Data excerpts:
——
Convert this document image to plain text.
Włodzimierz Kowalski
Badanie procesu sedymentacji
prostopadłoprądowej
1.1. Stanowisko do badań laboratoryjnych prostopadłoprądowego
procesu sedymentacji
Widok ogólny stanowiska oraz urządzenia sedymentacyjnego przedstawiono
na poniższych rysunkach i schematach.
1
——
Problem to work on
Copy every line of the material, please, keeping it exactly the same.

Final result
Convert this document image to plain text.
Włodzimierz Kowalski
Badanie procesu sedymentacji
prostopadłoprądowej
1.1. Stanowisko do badań laboratoryjnych prostopadłoprądowego
procesu sedymentacji
Widok ogólny stanowiska oraz urządzenia sedymentacyjnego przedstawiono
na poniższych rysunkach i schematach.
1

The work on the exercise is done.